# [TASK TO COMPLETE]
Could you output every record again, exactly as given?

# [EXERCISE INPUTS]
========================

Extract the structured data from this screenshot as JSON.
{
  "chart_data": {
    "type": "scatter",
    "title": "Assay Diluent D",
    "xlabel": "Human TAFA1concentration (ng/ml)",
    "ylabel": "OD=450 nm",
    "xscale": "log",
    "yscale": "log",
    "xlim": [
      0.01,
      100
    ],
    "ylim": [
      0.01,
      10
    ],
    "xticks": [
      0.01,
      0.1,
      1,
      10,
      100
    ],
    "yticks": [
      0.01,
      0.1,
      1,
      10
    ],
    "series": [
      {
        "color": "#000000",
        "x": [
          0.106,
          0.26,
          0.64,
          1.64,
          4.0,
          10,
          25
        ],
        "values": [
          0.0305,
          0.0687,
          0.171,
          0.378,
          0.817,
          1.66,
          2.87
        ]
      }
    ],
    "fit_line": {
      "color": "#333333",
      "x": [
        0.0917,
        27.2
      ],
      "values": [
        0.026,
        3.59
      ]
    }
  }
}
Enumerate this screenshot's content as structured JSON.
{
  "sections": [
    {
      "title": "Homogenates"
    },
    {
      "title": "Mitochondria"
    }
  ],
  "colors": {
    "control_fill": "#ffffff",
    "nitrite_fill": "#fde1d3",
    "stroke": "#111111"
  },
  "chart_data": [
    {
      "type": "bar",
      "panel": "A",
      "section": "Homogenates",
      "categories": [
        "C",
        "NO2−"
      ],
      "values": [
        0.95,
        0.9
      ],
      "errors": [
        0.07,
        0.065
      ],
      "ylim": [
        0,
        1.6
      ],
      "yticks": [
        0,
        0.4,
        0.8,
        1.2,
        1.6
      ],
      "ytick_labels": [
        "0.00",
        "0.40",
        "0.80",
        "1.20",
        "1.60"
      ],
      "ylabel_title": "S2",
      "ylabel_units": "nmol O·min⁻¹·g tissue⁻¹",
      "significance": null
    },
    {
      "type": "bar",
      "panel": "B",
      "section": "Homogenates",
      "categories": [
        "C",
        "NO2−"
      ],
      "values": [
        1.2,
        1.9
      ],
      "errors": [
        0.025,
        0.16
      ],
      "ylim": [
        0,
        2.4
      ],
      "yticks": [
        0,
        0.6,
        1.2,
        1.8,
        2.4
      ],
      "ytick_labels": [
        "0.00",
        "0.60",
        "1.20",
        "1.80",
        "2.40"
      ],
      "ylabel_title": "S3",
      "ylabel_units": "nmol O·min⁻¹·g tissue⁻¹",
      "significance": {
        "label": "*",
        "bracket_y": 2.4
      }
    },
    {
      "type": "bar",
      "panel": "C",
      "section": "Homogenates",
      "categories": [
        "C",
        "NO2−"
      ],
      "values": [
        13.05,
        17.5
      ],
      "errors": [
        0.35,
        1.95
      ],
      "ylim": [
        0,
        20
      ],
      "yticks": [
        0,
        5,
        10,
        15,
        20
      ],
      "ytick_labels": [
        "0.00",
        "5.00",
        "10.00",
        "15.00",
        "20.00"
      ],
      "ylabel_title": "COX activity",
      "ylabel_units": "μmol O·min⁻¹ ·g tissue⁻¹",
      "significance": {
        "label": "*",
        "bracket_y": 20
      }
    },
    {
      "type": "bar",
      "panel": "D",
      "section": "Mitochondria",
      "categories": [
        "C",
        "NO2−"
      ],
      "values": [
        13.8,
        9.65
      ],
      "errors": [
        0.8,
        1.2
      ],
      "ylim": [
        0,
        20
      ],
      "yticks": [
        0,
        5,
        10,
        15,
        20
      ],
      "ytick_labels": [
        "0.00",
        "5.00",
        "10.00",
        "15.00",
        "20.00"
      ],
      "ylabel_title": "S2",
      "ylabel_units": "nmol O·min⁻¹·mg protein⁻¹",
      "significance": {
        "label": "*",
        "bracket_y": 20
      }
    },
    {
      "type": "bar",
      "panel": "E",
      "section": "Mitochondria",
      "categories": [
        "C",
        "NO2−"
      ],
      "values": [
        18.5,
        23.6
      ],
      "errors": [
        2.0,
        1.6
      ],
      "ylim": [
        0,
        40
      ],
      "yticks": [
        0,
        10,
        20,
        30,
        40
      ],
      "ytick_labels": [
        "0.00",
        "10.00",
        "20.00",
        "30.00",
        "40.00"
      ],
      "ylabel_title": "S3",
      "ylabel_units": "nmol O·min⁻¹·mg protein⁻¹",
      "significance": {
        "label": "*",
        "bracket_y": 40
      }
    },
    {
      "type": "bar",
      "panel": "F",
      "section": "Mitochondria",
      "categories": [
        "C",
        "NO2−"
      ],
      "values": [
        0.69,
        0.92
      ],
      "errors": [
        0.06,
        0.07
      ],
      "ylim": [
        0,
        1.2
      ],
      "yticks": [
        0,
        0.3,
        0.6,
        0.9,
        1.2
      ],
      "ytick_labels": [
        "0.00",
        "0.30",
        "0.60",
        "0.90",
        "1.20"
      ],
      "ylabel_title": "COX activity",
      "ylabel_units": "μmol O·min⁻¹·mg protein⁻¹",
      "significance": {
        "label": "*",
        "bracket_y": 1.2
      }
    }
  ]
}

========================

# [WRITTEN ANSWER]
Extract the structured data from this screenshot as JSON.
{
  "chart_data": {
    "type": "scatter",
    "title": "Assay Diluent D",
    "xlabel": "Human TAFA1concentration (ng/ml)",
    "ylabel": "OD=450 nm",
    "xscale": "log",
    "yscale": "log",
    "xlim": [
      0.01,
      100
    ],
    "ylim": [
      0.01,
      10
    ],
    "xticks": [
      0.01,
      0.1,
      1,
      10,
      100
    ],
    "yticks": [
      0.01,
      0.1,
      1,
      10
    ],
    "series": [
      {
        "color": "#000000",
        "x": [
          0.106,
          0.26,
          0.64,
          1.64,
          4.0,
          10,
          25
        ],
        "values": [
          0.0305,
          0.0687,
          0.171,
          0.378,
          0.817,
          1.66,
          2.87
        ]
      }
    ],
    "fit_line": {
      "color": "#333333",
      "x": [
        0.0917,
        27.2
      ],
      "values": [
        0.026,
        3.59
      ]
    }
  }
}
Enumerate this screenshot's content as structured JSON.
{
  "sections": [
    {
      "title": "Homogenates"
    },
    {
      "title": "Mitochondria"
    }
  ],
  "colors": {
    "control_fill": "#ffffff",
    "nitrite_fill": "#fde1d3",
    "stroke": "#111111"
  },
  "chart_data": [
    {
      "type": "bar",
      "panel": "A",
      "section": "Homogenates",
      "categories": [
        "C",
        "NO2−"
      ],
      "values": [
        0.95,
        0.9
      ],
      "errors": [
        0.07,
        0.065
      ],
      "ylim": [
        0,
        1.6
      ],
      "yticks": [
        0,
        0.4,
        0.8,
        1.2,
        1.6
      ],
      "ytick_labels": [
        "0.00",
        "0.40",
        "0.80",
        "1.20",
        "1.60"
      ],
      "ylabel_title": "S2",
      "ylabel_units": "nmol O·min⁻¹·g tissue⁻¹",
      "significance": null
    },
    {
      "type": "bar",
      "panel": "B",
      "section": "Homogenates",
      "categories": [
        "C",
        "NO2−"
      ],
      "values": [
        1.2,
        1.9
      ],
      "errors": [
        0.025,
        0.16
      ],
      "ylim": [
        0,
        2.4
      ],
      "yticks": [
        0,
        0.6,
        1.2,
        1.8,
        2.4
      ],
      "ytick_labels": [
        "0.00",
        "0.60",
        "1.20",
        "1.80",
        "2.40"
      ],
      "ylabel_title": "S3",
      "ylabel_units": "nmol O·min⁻¹·g tissue⁻¹",
      "significance": {
        "label": "*",
        "bracket_y": 2.4
      }
    },
    {
      "type": "bar",
      "panel": "C",
      "section": "Homogenates",
      "categories": [
        "C",
        "NO2−"
      ],
      "values": [
        13.05,
        17.5
      ],
      "errors": [
        0.35,
        1.95
      ],
      "ylim": [
        0,
        20
      ],
      "yticks": [
        0,
        5,
        10,
        15,
        20
      ],
      "ytick_labels": [
        "0.00",
        "5.00",
        "10.00",
        "15.00",
        "20.00"
      ],
      "ylabel_title": "COX activity",
      "ylabel_units": "μmol O·min⁻¹ ·g tissue⁻¹",
      "significance": {
        "label": "*",
        "bracket_y": 20
      }
    },
    {
      "type": "bar",
      "panel": "D",
      "section": "Mitochondria",
      "categories": [
        "C",
        "NO2−"
      ],
      "values": [
        13.8,
        9.65
      ],
      "errors": [
        0.8,
        1.2
      ],
      "ylim": [
        0,
        20
      ],
      "yticks": [
        0,
        5,
        10,
        15,
        20
      ],
      "ytick_labels": [
        "0.00",
        "5.00",
        "10.00",
        "15.00",
        "20.00"
      ],
      "ylabel_title": "S2",
      "ylabel_units": "nmol O·min⁻¹·mg protein⁻¹",
      "significance": {
        "label": "*",
        "bracket_y": 20
      }
    },
    {
      "type": "bar",
      "panel": "E",
      "section": "Mitochondria",
      "categories": [
        "C",
        "NO2−"
      ],
      "values": [
        18.5,
        23.6
      ],
      "errors": [
        2.0,
        1.6
      ],
      "ylim": [
        0,
        40
      ],
      "yticks": [
        0,
        10,
        20,
        30,
        40
      ],
      "ytick_labels": [
        "0.00",
        "10.00",
        "20.00",
        "30.00",
        "40.00"
      ],
      "ylabel_title": "S3",
      "ylabel_units": "nmol O·min⁻¹·mg protein⁻¹",
      "significance": {
        "label": "*",
        "bracket_y": 40
      }
    },
    {
      "type": "bar",
      "panel": "F",
      "section": "Mitochondria",
      "categories": [
        "C",
        "NO2−"
      ],
      "values": [
        0.69,
        0.92
      ],
      "errors": [
        0.06,
        0.07
      ],
      "ylim": [
        0,
        1.2
      ],
      "yticks": [
        0,
        0.3,
        0.6,
        0.9,
        1.2
      ],
      "ytick_labels": [
        "0.00",
        "0.30",
        "0.60",
        "0.90",
        "1.20"
      ],
      "ylabel_title": "COX activity",
      "ylabel_units": "μmol O·min⁻¹·mg protein⁻¹",
      "significance": {
        "label": "*",
        "bracket_y": 1.2
      }
    }
  ]
}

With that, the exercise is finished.